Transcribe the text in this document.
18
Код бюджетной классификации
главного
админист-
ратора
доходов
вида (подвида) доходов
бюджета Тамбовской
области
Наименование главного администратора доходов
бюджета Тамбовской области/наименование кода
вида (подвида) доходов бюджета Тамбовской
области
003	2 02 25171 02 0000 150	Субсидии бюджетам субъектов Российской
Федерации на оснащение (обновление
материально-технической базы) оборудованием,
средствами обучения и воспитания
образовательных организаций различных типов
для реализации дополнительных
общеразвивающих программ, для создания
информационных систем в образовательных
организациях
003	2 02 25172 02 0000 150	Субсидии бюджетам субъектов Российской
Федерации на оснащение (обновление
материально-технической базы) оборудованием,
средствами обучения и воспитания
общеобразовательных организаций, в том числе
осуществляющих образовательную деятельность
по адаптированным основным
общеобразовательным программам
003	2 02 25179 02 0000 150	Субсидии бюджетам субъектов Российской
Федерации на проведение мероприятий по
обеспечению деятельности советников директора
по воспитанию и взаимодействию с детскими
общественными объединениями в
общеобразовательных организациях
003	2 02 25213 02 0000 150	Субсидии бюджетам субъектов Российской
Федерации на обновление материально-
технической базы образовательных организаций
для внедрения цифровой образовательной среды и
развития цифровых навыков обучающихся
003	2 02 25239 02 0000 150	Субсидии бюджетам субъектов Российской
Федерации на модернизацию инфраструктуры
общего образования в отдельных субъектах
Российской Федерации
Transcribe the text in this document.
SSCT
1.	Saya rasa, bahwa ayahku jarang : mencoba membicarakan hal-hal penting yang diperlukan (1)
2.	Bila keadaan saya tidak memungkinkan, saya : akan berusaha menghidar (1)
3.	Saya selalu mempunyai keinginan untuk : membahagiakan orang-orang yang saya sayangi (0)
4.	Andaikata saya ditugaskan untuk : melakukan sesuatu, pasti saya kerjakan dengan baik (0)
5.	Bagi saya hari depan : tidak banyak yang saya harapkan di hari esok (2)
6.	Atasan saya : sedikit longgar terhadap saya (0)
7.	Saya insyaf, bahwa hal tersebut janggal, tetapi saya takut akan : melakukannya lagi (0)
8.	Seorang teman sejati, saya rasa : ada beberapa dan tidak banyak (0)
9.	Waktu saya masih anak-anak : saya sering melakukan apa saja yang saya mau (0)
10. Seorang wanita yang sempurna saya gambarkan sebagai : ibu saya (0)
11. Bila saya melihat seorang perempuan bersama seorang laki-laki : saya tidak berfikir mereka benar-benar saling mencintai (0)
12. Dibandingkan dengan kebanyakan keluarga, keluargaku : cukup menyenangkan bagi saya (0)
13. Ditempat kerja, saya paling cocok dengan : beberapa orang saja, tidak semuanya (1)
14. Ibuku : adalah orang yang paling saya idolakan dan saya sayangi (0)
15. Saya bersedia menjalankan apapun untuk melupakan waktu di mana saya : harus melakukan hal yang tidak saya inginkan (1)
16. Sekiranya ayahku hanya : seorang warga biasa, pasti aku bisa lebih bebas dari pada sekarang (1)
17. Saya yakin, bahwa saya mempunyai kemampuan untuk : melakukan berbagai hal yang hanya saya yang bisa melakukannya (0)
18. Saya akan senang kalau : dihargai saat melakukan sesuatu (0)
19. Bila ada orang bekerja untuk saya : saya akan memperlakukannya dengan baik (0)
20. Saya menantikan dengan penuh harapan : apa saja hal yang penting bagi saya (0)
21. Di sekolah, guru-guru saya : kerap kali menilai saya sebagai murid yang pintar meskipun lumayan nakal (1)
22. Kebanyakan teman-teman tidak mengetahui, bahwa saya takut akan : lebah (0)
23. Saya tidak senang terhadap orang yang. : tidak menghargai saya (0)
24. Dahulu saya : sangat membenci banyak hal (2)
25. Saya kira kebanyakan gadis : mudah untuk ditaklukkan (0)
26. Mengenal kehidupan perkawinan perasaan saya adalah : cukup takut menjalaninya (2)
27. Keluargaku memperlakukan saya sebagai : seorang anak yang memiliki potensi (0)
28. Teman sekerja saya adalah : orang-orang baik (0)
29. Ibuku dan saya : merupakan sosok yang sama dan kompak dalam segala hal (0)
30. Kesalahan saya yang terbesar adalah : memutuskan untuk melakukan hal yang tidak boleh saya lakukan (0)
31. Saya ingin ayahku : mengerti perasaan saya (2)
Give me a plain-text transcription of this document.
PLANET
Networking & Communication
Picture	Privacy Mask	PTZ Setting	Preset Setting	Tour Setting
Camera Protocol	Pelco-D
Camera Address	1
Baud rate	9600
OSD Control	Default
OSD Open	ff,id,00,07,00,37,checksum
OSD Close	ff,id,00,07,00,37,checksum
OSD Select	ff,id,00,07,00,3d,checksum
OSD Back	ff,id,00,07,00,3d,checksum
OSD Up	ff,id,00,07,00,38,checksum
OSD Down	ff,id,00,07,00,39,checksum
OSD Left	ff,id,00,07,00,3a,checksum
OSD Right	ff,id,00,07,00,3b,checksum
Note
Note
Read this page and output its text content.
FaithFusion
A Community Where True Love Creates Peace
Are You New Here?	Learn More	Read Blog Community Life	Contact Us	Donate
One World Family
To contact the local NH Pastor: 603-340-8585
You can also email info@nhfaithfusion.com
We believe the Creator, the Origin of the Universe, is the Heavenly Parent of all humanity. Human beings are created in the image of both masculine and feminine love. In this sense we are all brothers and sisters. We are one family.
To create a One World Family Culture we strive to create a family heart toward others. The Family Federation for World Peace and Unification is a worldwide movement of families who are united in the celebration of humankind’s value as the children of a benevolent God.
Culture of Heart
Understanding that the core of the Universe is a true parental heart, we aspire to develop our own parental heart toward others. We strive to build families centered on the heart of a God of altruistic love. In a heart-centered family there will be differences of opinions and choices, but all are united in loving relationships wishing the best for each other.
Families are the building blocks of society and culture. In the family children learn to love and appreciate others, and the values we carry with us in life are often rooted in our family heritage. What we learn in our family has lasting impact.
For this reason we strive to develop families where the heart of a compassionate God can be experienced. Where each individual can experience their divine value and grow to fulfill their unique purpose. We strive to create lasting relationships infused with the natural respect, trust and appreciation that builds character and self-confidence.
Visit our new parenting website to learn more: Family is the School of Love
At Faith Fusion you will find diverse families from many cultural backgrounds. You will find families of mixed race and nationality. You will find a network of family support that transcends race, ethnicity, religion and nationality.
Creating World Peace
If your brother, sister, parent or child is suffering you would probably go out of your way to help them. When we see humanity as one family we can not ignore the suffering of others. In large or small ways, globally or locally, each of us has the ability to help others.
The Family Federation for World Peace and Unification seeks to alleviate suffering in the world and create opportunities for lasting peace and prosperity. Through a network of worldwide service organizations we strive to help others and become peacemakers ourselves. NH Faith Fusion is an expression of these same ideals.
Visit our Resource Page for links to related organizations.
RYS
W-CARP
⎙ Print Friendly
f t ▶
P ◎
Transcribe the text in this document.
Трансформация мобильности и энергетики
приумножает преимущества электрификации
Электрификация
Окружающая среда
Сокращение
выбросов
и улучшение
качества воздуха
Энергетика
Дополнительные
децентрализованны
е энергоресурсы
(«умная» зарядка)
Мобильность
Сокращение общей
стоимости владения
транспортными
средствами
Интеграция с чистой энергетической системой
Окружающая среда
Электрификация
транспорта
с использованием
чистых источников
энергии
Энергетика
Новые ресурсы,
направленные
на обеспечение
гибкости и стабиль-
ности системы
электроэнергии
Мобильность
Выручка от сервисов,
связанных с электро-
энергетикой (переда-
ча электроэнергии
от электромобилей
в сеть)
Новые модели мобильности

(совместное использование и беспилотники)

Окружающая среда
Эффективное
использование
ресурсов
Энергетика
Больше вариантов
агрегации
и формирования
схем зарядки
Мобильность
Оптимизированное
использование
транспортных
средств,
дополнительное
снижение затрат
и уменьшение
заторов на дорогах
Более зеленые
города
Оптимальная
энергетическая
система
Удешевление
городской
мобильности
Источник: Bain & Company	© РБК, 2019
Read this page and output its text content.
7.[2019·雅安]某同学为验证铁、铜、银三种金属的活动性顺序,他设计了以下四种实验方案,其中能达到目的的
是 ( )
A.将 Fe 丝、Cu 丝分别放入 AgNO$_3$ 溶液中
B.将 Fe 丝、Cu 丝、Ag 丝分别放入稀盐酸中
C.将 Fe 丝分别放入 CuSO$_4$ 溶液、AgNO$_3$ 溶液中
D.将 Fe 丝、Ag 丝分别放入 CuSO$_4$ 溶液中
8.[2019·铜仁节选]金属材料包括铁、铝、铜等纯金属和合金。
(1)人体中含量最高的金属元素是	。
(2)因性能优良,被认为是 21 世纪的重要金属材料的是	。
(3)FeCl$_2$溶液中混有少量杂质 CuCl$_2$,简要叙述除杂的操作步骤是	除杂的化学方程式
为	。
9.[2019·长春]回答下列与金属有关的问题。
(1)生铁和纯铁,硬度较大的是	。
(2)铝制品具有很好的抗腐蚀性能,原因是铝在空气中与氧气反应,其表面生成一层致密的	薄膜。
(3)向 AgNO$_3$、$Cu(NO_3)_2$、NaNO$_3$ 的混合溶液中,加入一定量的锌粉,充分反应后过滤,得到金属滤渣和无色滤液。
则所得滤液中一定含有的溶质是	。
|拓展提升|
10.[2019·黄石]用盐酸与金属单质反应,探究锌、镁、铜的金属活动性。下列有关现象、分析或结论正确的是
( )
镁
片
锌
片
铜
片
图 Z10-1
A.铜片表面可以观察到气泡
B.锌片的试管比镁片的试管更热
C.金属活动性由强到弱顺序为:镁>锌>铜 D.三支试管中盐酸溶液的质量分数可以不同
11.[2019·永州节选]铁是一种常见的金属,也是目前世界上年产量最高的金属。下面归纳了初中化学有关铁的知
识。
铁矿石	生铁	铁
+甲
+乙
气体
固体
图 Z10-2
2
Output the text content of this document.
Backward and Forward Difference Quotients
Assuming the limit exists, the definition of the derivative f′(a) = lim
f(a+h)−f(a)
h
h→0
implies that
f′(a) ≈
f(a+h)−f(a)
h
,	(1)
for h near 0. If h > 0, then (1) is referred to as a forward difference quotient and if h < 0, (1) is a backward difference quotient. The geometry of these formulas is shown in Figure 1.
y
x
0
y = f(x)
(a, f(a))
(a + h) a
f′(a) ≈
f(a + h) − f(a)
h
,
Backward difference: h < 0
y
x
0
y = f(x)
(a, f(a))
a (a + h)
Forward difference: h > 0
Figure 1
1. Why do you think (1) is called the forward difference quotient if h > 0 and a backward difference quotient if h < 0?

**Job**: Give back only a number, the number of lines where the string "mempunyai" occurs.

**Task response**: 2